— Start —

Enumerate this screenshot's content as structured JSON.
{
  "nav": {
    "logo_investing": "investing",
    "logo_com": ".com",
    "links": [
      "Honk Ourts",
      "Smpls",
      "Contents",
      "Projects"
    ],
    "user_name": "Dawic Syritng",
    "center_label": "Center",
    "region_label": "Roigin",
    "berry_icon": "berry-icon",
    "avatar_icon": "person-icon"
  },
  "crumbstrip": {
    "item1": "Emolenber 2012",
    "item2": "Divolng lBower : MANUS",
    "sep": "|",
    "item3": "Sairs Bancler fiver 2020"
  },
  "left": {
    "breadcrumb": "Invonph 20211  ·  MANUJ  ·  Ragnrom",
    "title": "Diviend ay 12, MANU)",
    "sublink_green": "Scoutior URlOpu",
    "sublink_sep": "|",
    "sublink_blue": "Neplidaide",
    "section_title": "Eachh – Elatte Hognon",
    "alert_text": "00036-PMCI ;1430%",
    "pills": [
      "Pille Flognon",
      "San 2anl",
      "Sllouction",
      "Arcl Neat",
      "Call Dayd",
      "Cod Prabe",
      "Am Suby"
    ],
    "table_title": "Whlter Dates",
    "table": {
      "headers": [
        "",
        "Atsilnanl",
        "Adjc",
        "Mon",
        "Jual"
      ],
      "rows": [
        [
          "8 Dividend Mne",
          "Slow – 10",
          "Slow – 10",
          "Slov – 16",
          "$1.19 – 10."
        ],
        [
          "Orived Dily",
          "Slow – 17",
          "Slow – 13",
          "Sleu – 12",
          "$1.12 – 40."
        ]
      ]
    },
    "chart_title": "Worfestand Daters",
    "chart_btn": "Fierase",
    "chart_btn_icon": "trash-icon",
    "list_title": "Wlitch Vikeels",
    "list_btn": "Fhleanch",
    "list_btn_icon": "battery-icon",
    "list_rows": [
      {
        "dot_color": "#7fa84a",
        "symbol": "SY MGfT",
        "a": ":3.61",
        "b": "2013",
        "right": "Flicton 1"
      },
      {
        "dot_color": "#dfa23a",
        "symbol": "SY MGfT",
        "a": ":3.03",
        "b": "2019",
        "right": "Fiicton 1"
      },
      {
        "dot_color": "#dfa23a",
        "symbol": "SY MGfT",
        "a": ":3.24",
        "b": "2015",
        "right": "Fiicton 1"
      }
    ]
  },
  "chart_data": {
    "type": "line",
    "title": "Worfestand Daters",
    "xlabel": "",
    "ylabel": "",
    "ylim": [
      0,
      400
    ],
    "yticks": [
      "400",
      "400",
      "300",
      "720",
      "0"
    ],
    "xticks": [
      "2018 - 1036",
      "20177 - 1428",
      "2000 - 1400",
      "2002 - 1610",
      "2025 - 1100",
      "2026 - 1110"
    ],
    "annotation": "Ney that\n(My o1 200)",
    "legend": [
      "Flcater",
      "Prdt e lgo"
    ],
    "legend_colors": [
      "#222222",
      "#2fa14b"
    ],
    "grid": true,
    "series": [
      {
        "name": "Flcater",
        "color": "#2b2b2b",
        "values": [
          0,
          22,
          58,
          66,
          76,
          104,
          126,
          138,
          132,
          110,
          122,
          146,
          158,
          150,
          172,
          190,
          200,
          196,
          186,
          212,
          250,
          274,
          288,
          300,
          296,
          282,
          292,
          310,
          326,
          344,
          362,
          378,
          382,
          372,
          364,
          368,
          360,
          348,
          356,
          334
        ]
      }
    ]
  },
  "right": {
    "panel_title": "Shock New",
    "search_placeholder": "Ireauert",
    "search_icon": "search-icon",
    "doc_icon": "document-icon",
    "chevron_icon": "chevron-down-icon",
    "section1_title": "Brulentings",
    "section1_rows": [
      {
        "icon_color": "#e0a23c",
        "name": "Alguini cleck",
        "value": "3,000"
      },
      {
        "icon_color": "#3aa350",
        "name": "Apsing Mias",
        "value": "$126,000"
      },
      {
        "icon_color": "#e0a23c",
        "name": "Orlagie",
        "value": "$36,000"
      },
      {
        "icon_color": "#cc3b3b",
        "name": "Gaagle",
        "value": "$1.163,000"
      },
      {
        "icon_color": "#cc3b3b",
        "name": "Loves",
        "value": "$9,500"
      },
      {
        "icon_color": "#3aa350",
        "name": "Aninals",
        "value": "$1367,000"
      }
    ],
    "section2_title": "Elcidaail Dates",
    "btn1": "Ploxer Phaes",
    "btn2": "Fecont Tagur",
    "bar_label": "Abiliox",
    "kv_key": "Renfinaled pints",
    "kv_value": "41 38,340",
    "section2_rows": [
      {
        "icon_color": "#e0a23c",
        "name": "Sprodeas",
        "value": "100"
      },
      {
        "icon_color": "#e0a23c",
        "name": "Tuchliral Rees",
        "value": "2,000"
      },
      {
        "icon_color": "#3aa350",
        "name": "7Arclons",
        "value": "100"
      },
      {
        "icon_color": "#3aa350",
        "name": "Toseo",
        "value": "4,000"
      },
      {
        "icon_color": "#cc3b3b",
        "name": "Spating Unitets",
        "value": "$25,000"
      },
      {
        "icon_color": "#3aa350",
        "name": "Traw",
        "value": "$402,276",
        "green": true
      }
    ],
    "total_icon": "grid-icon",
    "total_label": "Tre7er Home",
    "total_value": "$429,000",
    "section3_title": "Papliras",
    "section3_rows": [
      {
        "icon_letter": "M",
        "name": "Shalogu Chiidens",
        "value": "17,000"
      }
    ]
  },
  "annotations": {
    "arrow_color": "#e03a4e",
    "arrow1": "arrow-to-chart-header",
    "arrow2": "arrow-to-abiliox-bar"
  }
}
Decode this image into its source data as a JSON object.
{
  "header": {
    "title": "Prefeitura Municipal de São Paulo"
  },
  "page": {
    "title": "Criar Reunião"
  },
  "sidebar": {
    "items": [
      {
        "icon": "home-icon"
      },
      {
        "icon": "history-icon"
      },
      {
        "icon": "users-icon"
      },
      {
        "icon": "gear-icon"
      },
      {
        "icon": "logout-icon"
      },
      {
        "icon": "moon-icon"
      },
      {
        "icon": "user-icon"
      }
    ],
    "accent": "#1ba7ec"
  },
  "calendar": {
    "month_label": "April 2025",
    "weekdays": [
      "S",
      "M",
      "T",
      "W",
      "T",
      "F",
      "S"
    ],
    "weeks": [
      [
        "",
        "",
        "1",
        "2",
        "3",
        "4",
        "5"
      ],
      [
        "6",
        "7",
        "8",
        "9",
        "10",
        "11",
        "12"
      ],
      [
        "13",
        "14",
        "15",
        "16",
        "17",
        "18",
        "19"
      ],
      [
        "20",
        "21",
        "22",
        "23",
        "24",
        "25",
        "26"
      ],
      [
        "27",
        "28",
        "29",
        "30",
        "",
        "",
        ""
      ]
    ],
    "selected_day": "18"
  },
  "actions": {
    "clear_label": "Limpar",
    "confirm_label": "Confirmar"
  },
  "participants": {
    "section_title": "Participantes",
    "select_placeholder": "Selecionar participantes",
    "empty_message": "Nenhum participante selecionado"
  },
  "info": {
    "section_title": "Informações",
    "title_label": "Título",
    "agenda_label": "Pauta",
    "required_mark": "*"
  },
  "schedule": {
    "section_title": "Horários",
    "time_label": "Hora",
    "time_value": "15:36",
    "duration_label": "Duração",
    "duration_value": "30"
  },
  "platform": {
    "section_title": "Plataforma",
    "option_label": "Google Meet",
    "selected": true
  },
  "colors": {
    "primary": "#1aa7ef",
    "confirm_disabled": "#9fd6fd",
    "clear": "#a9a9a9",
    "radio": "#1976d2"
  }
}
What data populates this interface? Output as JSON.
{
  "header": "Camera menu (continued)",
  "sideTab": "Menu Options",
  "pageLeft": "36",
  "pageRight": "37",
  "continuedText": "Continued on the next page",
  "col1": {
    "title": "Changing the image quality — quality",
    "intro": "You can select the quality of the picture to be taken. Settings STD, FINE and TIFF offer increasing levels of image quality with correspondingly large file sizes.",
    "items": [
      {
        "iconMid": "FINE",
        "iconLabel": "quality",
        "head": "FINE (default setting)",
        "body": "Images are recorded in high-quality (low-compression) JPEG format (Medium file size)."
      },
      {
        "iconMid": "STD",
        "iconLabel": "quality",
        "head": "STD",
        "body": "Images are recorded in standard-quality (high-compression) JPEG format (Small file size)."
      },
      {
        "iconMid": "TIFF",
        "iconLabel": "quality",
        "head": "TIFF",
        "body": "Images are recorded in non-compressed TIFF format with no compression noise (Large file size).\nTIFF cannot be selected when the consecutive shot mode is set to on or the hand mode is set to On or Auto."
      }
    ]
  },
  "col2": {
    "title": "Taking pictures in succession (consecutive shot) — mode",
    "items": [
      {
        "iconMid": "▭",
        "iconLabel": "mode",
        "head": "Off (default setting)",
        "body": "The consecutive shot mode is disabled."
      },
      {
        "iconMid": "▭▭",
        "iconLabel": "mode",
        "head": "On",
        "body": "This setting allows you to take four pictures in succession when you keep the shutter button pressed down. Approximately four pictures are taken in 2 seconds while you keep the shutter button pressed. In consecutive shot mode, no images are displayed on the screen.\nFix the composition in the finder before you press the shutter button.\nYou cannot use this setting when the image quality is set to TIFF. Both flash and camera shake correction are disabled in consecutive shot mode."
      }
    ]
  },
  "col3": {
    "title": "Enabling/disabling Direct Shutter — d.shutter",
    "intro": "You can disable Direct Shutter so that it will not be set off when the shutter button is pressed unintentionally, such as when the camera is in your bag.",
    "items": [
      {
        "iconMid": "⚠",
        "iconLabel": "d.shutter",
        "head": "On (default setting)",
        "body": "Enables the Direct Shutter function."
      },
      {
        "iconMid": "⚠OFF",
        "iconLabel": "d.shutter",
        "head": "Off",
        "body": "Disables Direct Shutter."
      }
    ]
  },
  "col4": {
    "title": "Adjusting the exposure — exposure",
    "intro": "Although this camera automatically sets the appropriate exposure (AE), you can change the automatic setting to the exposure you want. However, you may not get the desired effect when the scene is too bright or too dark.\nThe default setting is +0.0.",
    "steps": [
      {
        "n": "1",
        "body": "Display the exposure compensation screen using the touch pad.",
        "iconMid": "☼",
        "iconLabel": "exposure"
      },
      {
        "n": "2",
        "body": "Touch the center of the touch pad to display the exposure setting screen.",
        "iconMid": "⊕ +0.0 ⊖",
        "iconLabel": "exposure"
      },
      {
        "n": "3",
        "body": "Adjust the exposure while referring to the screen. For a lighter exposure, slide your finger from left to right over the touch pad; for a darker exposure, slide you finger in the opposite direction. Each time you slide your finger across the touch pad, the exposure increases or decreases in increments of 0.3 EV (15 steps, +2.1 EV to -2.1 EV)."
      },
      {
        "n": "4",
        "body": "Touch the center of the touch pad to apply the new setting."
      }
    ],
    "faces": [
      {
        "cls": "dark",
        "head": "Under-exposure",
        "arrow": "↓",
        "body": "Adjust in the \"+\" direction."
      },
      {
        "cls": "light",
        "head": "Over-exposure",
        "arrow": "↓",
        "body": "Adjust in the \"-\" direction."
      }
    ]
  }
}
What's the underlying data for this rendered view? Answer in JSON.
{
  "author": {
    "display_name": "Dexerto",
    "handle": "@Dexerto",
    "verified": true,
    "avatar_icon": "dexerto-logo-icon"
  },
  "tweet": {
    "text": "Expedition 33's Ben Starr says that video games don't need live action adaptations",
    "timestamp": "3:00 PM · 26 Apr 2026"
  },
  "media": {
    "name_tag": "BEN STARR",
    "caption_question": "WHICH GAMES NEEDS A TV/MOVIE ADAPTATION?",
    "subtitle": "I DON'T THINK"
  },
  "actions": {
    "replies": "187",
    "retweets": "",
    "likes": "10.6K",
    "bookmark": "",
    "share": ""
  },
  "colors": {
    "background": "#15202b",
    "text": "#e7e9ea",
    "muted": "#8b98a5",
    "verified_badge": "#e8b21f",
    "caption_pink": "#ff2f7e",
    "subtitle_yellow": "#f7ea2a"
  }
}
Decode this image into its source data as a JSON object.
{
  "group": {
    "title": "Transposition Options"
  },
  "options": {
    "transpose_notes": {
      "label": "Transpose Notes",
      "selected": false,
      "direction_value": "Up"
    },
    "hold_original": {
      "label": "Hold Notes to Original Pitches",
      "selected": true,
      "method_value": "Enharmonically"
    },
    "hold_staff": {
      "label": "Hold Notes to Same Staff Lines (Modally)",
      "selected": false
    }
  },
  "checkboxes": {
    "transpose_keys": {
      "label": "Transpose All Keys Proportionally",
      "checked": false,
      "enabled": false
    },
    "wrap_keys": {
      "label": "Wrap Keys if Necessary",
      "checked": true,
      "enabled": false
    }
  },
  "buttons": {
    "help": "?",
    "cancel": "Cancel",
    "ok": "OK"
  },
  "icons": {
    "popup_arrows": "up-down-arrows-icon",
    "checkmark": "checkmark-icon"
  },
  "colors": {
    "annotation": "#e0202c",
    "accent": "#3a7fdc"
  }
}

— End —

Lines containing the string "that" are to be selected and copied.

    "annotation": "Ney that\n(My o1 200)",
    "intro": "You can disable Direct Shutter so that it will not be set off when the shutter button is pressed unintentionally, such as when the camera is in your bag.",
    "text": "Expedition 33's Ben Starr says that video games don't need live action adaptations",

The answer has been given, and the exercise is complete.